▶ [Problem statement] The entries below are to be transcribed in full, without their images.

▶ [Excerpted records]
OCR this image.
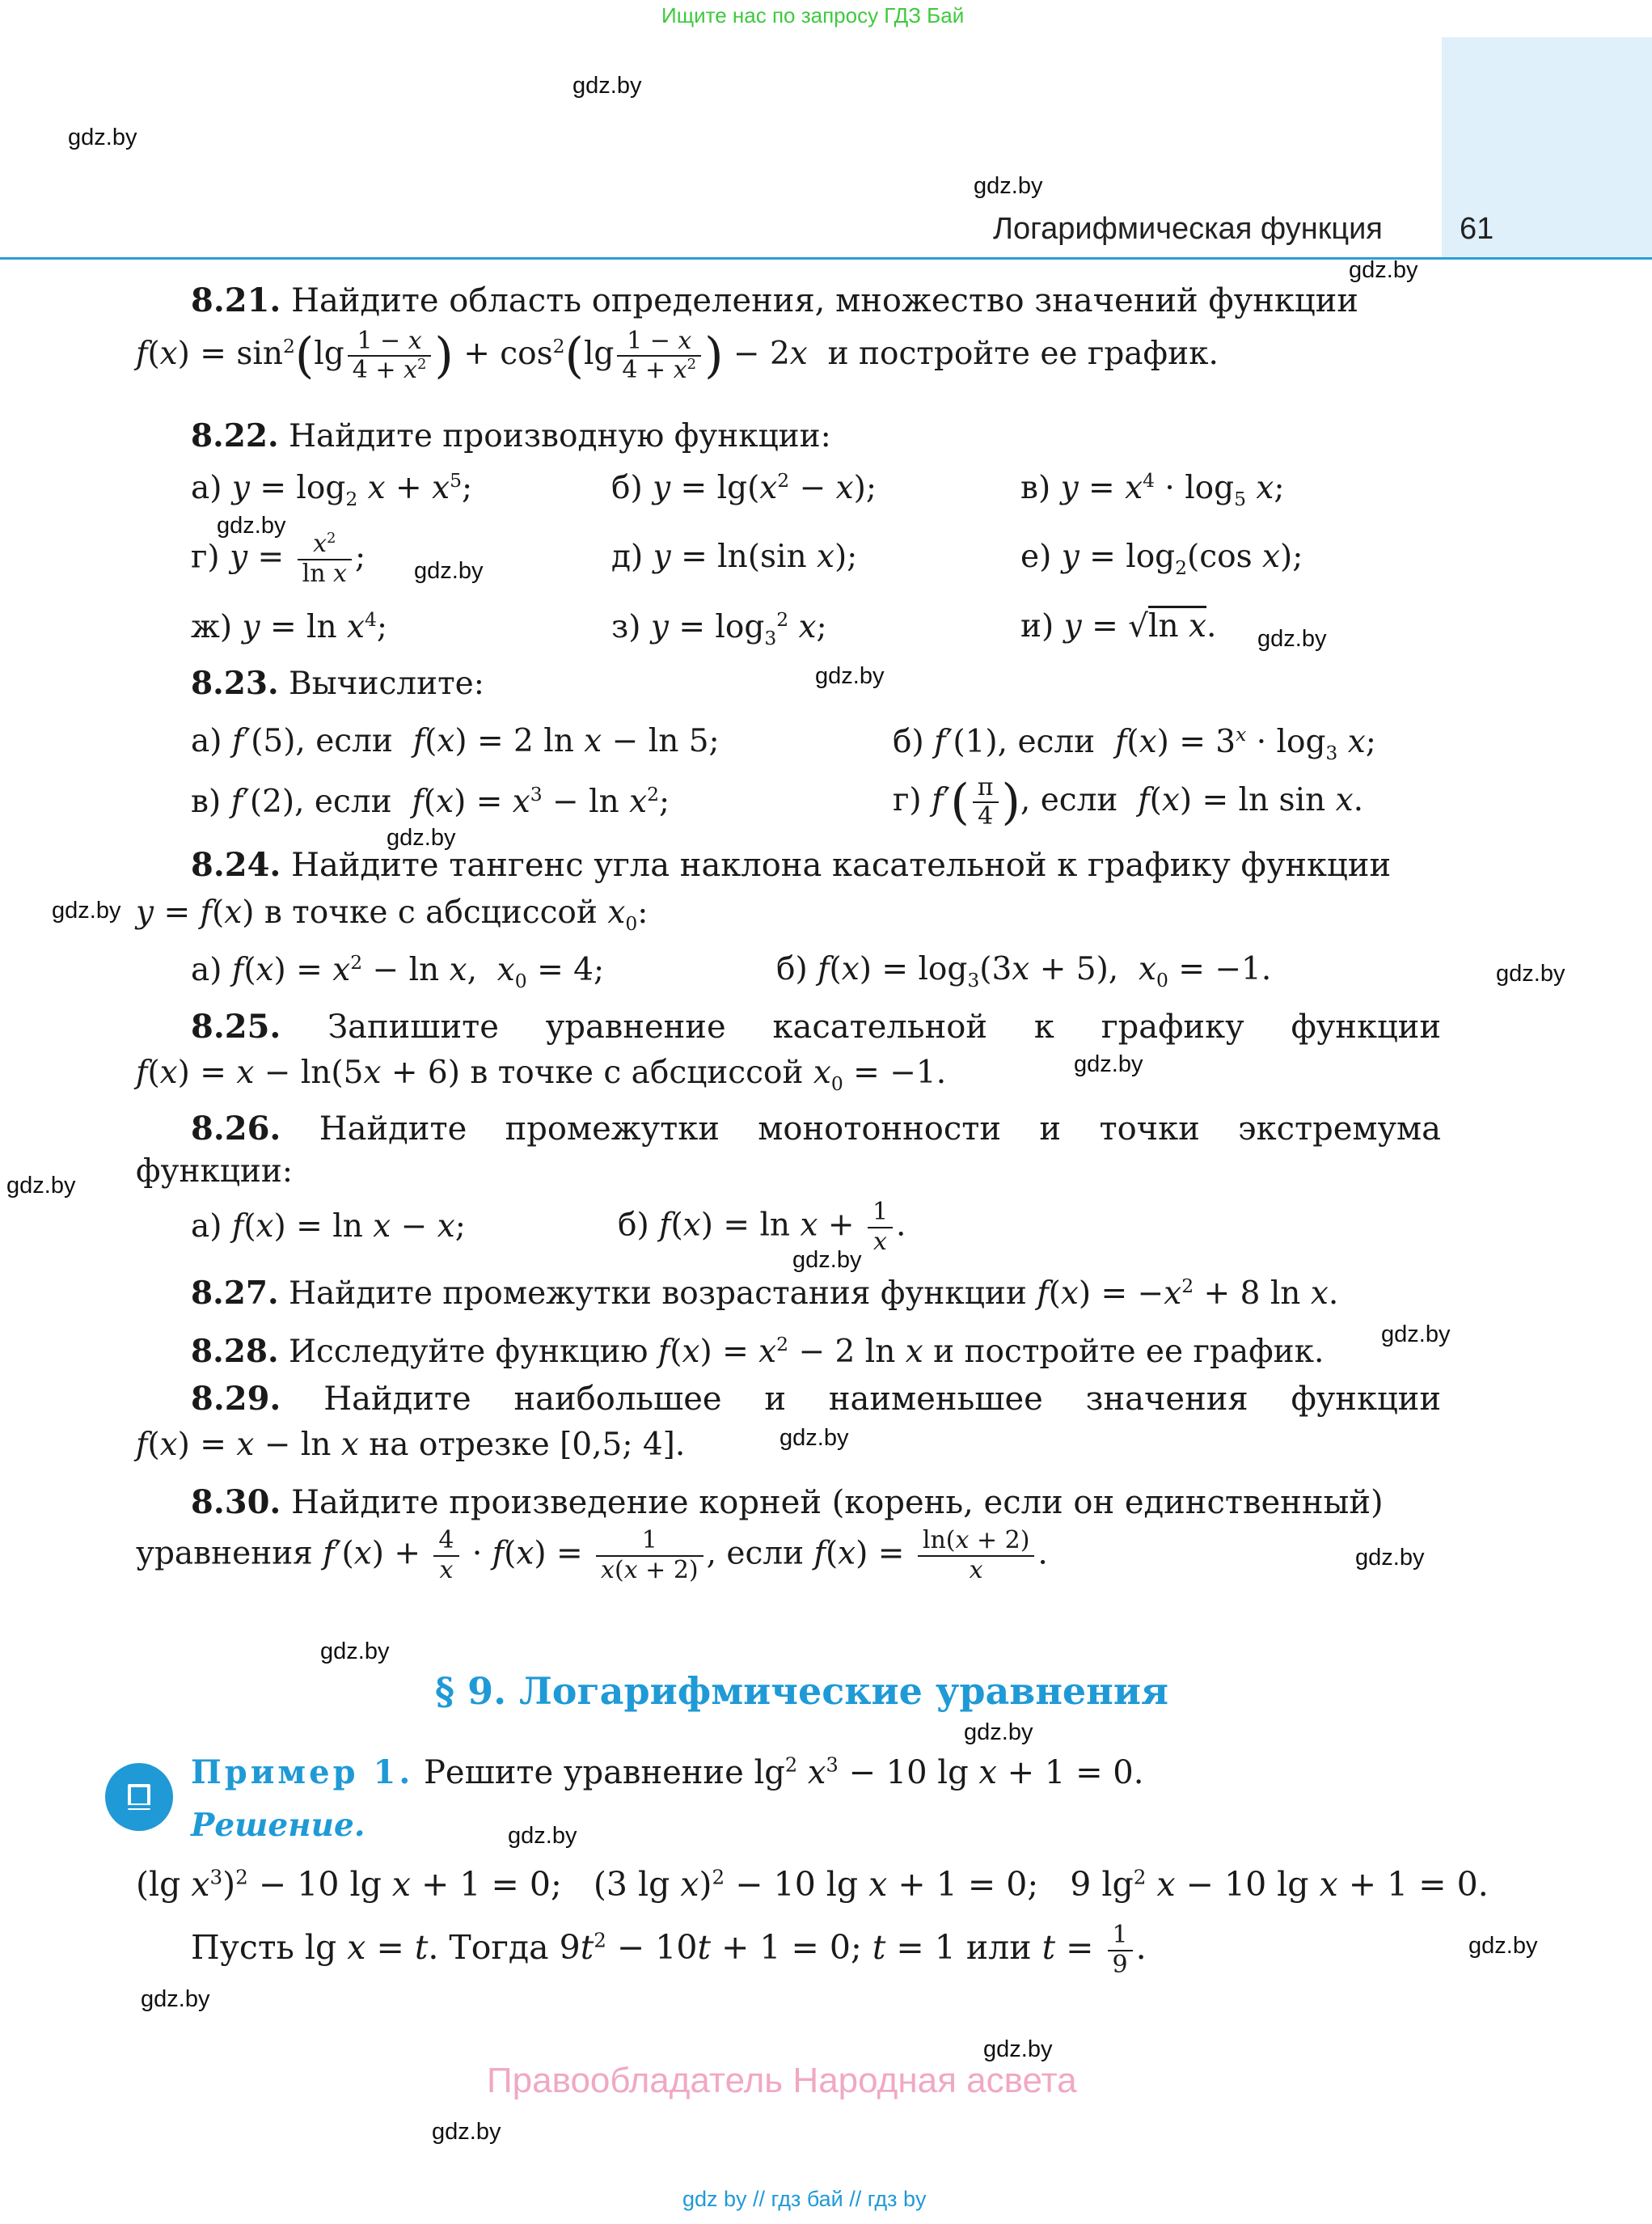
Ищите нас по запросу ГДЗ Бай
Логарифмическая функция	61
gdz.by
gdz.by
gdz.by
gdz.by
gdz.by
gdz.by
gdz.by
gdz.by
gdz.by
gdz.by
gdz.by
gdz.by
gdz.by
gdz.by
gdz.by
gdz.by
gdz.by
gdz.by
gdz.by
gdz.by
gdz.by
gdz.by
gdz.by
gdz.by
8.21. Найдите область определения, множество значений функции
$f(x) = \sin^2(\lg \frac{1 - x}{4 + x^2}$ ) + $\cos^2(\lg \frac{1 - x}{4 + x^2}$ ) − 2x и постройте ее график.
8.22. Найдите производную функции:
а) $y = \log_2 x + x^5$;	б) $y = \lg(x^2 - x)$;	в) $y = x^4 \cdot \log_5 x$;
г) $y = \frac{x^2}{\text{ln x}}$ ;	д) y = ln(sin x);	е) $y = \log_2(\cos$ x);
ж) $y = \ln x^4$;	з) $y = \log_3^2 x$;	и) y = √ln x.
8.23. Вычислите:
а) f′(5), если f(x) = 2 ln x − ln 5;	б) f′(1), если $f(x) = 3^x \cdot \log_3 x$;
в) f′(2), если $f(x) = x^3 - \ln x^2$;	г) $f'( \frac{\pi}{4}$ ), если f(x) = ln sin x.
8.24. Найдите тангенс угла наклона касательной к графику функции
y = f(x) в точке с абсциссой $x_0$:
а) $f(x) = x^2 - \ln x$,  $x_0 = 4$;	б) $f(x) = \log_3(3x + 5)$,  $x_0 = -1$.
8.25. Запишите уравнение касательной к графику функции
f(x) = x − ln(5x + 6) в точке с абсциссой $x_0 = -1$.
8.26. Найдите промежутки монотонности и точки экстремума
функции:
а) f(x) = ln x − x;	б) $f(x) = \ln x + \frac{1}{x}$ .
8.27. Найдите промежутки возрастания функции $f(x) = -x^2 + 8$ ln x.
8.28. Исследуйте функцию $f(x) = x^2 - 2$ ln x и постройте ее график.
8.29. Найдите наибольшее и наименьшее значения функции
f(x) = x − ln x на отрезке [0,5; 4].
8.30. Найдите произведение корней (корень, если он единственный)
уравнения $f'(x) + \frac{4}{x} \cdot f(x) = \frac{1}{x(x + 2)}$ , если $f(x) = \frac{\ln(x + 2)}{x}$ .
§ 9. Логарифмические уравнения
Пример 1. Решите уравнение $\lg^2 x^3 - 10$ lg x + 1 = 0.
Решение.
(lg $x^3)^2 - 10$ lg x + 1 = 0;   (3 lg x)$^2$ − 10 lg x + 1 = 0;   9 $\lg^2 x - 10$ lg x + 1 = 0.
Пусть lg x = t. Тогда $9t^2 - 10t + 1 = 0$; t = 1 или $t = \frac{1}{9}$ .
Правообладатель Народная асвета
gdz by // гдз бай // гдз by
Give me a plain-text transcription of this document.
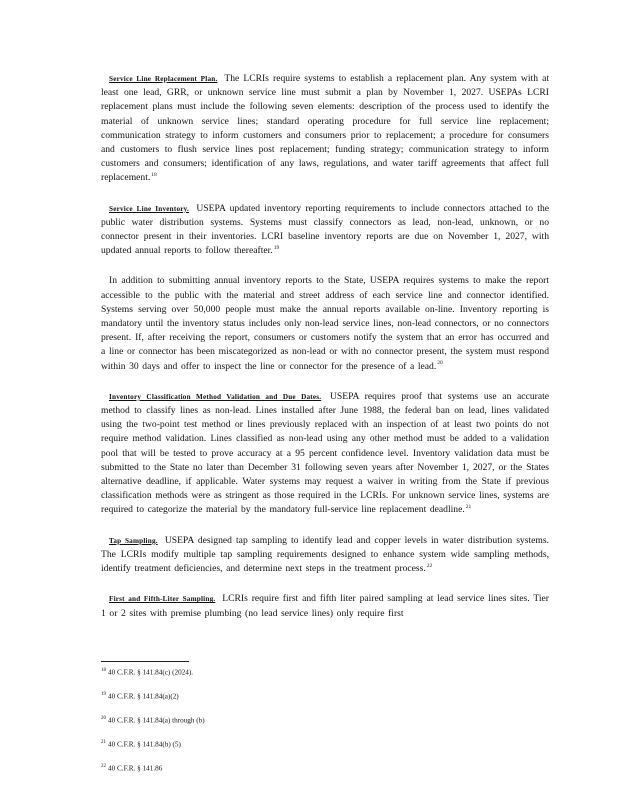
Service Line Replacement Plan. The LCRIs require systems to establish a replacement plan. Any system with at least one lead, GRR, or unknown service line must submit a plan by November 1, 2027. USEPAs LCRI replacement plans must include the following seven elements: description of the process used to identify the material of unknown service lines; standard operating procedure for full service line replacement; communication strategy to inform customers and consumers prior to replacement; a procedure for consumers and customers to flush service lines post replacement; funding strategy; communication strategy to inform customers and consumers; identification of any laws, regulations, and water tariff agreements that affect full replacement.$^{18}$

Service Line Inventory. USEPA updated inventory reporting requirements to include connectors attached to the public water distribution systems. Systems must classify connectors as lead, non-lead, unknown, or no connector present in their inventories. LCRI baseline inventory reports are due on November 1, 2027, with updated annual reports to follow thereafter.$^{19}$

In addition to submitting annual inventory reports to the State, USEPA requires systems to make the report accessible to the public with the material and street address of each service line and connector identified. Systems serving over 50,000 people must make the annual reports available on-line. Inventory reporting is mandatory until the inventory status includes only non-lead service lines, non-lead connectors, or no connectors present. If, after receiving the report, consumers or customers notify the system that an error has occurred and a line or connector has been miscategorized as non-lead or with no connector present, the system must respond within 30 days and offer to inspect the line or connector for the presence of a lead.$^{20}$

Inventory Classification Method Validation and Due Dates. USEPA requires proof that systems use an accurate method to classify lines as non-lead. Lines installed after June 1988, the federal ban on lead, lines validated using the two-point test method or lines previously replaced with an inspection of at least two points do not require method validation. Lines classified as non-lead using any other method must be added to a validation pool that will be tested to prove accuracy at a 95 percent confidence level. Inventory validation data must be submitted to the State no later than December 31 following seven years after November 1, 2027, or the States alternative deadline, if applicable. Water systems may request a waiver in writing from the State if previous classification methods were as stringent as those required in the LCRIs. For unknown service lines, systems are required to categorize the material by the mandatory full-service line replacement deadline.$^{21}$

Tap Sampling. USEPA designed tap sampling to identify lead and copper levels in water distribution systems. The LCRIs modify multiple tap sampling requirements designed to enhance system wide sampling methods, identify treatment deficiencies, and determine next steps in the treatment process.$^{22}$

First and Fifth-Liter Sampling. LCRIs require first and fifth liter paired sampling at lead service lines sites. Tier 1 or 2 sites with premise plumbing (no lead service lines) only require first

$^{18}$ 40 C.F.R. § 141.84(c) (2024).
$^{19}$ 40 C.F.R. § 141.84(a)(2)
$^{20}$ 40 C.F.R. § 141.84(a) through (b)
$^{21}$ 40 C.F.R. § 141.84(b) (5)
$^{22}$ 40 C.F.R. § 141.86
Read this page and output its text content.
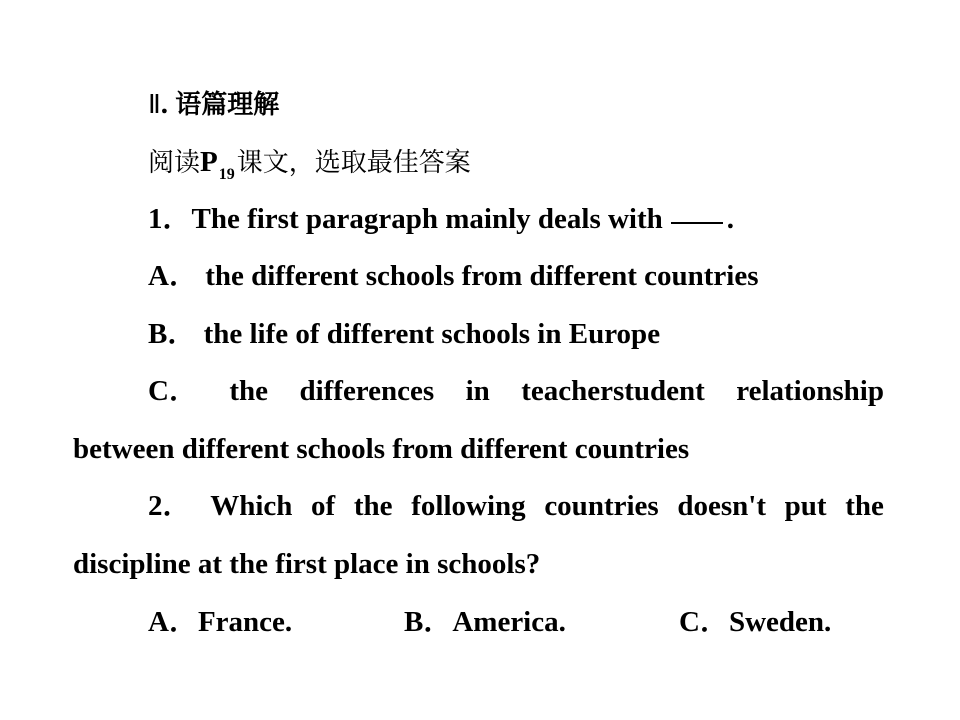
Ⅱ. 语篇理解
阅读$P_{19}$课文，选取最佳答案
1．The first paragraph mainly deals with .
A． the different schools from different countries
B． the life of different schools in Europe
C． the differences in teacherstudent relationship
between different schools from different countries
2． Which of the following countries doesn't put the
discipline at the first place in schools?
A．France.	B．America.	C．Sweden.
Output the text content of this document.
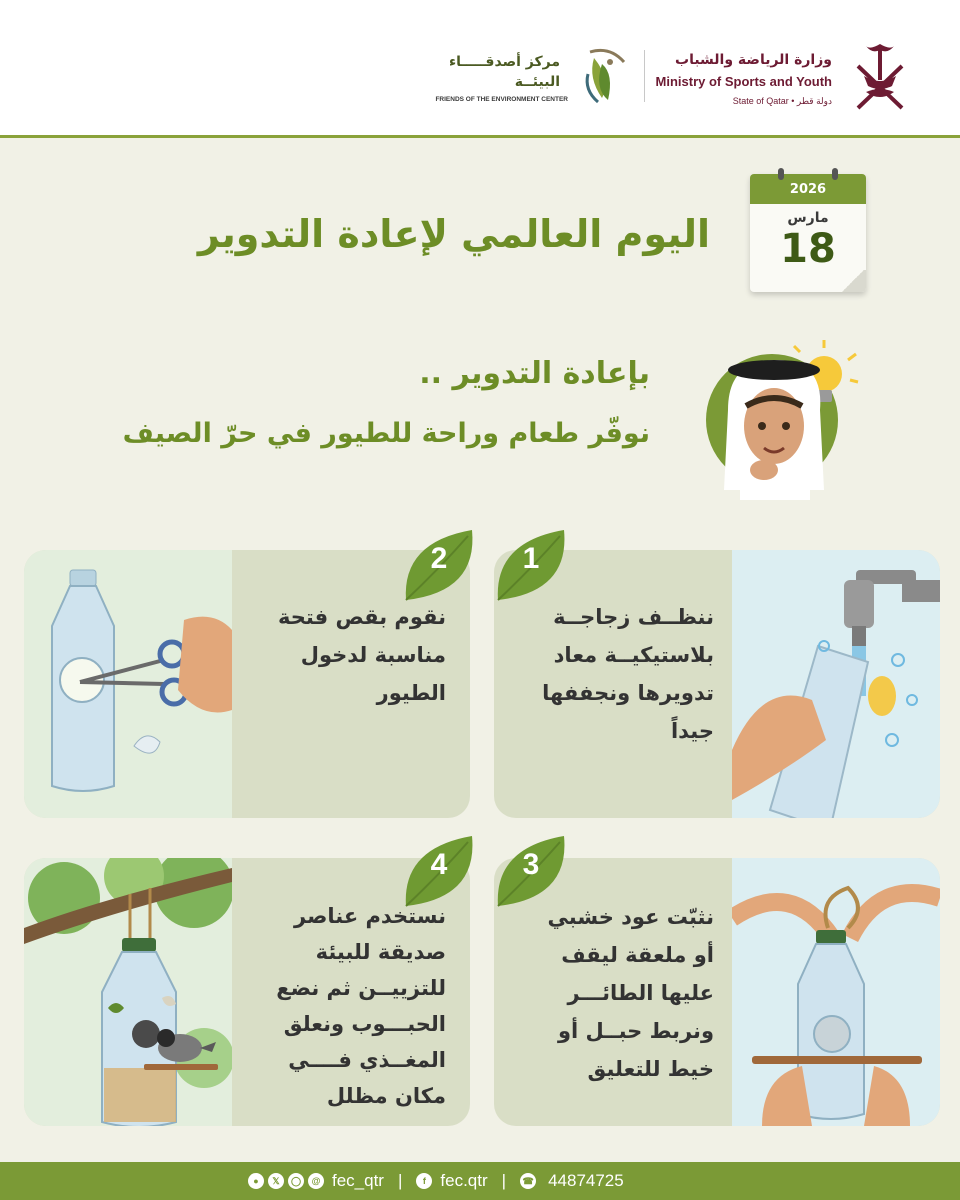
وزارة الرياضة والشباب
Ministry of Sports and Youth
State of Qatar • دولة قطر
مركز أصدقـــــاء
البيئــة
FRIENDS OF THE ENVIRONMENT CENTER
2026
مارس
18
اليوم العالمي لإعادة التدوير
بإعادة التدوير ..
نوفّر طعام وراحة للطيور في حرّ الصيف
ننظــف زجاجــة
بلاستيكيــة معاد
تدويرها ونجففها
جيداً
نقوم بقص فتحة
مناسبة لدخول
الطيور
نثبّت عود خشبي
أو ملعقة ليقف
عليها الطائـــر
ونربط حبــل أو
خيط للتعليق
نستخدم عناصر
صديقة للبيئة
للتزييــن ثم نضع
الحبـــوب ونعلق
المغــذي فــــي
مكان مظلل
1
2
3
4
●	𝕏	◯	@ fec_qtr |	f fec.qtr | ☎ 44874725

▶ [Expected output]
OCR this image.
Ищите нас по запросу ГДЗ Бай
Логарифмическая функция	61
gdz.by
gdz.by
gdz.by
gdz.by
gdz.by
gdz.by
gdz.by
gdz.by
gdz.by
gdz.by
gdz.by
gdz.by
gdz.by
gdz.by
gdz.by
gdz.by
gdz.by
gdz.by
gdz.by
gdz.by
gdz.by
gdz.by
gdz.by
gdz.by
8.21. Найдите область определения, множество значений функции
$f(x) = \sin^2(\lg \frac{1 - x}{4 + x^2}$ ) + $\cos^2(\lg \frac{1 - x}{4 + x^2}$ ) − 2x и постройте ее график.
8.22. Найдите производную функции:
а) $y = \log_2 x + x^5$;	б) $y = \lg(x^2 - x)$;	в) $y = x^4 \cdot \log_5 x$;
г) $y = \frac{x^2}{\text{ln x}}$ ;	д) y = ln(sin x);	е) $y = \log_2(\cos$ x);
ж) $y = \ln x^4$;	з) $y = \log_3^2 x$;	и) y = √ln x.
8.23. Вычислите:
а) f′(5), если f(x) = 2 ln x − ln 5;	б) f′(1), если $f(x) = 3^x \cdot \log_3 x$;
в) f′(2), если $f(x) = x^3 - \ln x^2$;	г) $f'( \frac{\pi}{4}$ ), если f(x) = ln sin x.
8.24. Найдите тангенс угла наклона касательной к графику функции
y = f(x) в точке с абсциссой $x_0$:
а) $f(x) = x^2 - \ln x$,  $x_0 = 4$;	б) $f(x) = \log_3(3x + 5)$,  $x_0 = -1$.
8.25. Запишите уравнение касательной к графику функции
f(x) = x − ln(5x + 6) в точке с абсциссой $x_0 = -1$.
8.26. Найдите промежутки монотонности и точки экстремума
функции:
а) f(x) = ln x − x;	б) $f(x) = \ln x + \frac{1}{x}$ .
8.27. Найдите промежутки возрастания функции $f(x) = -x^2 + 8$ ln x.
8.28. Исследуйте функцию $f(x) = x^2 - 2$ ln x и постройте ее график.
8.29. Найдите наибольшее и наименьшее значения функции
f(x) = x − ln x на отрезке [0,5; 4].
8.30. Найдите произведение корней (корень, если он единственный)
уравнения $f'(x) + \frac{4}{x} \cdot f(x) = \frac{1}{x(x + 2)}$ , если $f(x) = \frac{\ln(x + 2)}{x}$ .
§ 9. Логарифмические уравнения
Пример 1. Решите уравнение $\lg^2 x^3 - 10$ lg x + 1 = 0.
Решение.
(lg $x^3)^2 - 10$ lg x + 1 = 0;   (3 lg x)$^2$ − 10 lg x + 1 = 0;   9 $\lg^2 x - 10$ lg x + 1 = 0.
Пусть lg x = t. Тогда $9t^2 - 10t + 1 = 0$; t = 1 или $t = \frac{1}{9}$ .
Правообладатель Народная асвета
gdz by // гдз бай // гдз by
Give me a plain-text transcription of this document.
Service Line Replacement Plan. The LCRIs require systems to establish a replacement plan. Any system with at least one lead, GRR, or unknown service line must submit a plan by November 1, 2027. USEPAs LCRI replacement plans must include the following seven elements: description of the process used to identify the material of unknown service lines; standard operating procedure for full service line replacement; communication strategy to inform customers and consumers prior to replacement; a procedure for consumers and customers to flush service lines post replacement; funding strategy; communication strategy to inform customers and consumers; identification of any laws, regulations, and water tariff agreements that affect full replacement.$^{18}$

Service Line Inventory. USEPA updated inventory reporting requirements to include connectors attached to the public water distribution systems. Systems must classify connectors as lead, non-lead, unknown, or no connector present in their inventories. LCRI baseline inventory reports are due on November 1, 2027, with updated annual reports to follow thereafter.$^{19}$

In addition to submitting annual inventory reports to the State, USEPA requires systems to make the report accessible to the public with the material and street address of each service line and connector identified. Systems serving over 50,000 people must make the annual reports available on-line. Inventory reporting is mandatory until the inventory status includes only non-lead service lines, non-lead connectors, or no connectors present. If, after receiving the report, consumers or customers notify the system that an error has occurred and a line or connector has been miscategorized as non-lead or with no connector present, the system must respond within 30 days and offer to inspect the line or connector for the presence of a lead.$^{20}$

Inventory Classification Method Validation and Due Dates. USEPA requires proof that systems use an accurate method to classify lines as non-lead. Lines installed after June 1988, the federal ban on lead, lines validated using the two-point test method or lines previously replaced with an inspection of at least two points do not require method validation. Lines classified as non-lead using any other method must be added to a validation pool that will be tested to prove accuracy at a 95 percent confidence level. Inventory validation data must be submitted to the State no later than December 31 following seven years after November 1, 2027, or the States alternative deadline, if applicable. Water systems may request a waiver in writing from the State if previous classification methods were as stringent as those required in the LCRIs. For unknown service lines, systems are required to categorize the material by the mandatory full-service line replacement deadline.$^{21}$

Tap Sampling. USEPA designed tap sampling to identify lead and copper levels in water distribution systems. The LCRIs modify multiple tap sampling requirements designed to enhance system wide sampling methods, identify treatment deficiencies, and determine next steps in the treatment process.$^{22}$

First and Fifth-Liter Sampling. LCRIs require first and fifth liter paired sampling at lead service lines sites. Tier 1 or 2 sites with premise plumbing (no lead service lines) only require first

$^{18}$ 40 C.F.R. § 141.84(c) (2024).
$^{19}$ 40 C.F.R. § 141.84(a)(2)
$^{20}$ 40 C.F.R. § 141.84(a) through (b)
$^{21}$ 40 C.F.R. § 141.84(b) (5)
$^{22}$ 40 C.F.R. § 141.86
Read this page and output its text content.
Ⅱ. 语篇理解
阅读$P_{19}$课文，选取最佳答案
1．The first paragraph mainly deals with .
A． the different schools from different countries
B． the life of different schools in Europe
C． the differences in teacherstudent relationship
between different schools from different countries
2． Which of the following countries doesn't put the
discipline at the first place in schools?
A．France.	B．America.	C．Sweden.
Output the text content of this document.
وزارة الرياضة والشباب
Ministry of Sports and Youth
State of Qatar • دولة قطر
مركز أصدقـــــاء
البيئــة
FRIENDS OF THE ENVIRONMENT CENTER
2026
مارس
18
اليوم العالمي لإعادة التدوير
بإعادة التدوير ..
نوفّر طعام وراحة للطيور في حرّ الصيف
ننظــف زجاجــة
بلاستيكيــة معاد
تدويرها ونجففها
جيداً
نقوم بقص فتحة
مناسبة لدخول
الطيور
نثبّت عود خشبي
أو ملعقة ليقف
عليها الطائـــر
ونربط حبــل أو
خيط للتعليق
نستخدم عناصر
صديقة للبيئة
للتزييــن ثم نضع
الحبـــوب ونعلق
المغــذي فــــي
مكان مظلل
1
2
3
4
●	𝕏	◯	@ fec_qtr |	f fec.qtr | ☎ 44874725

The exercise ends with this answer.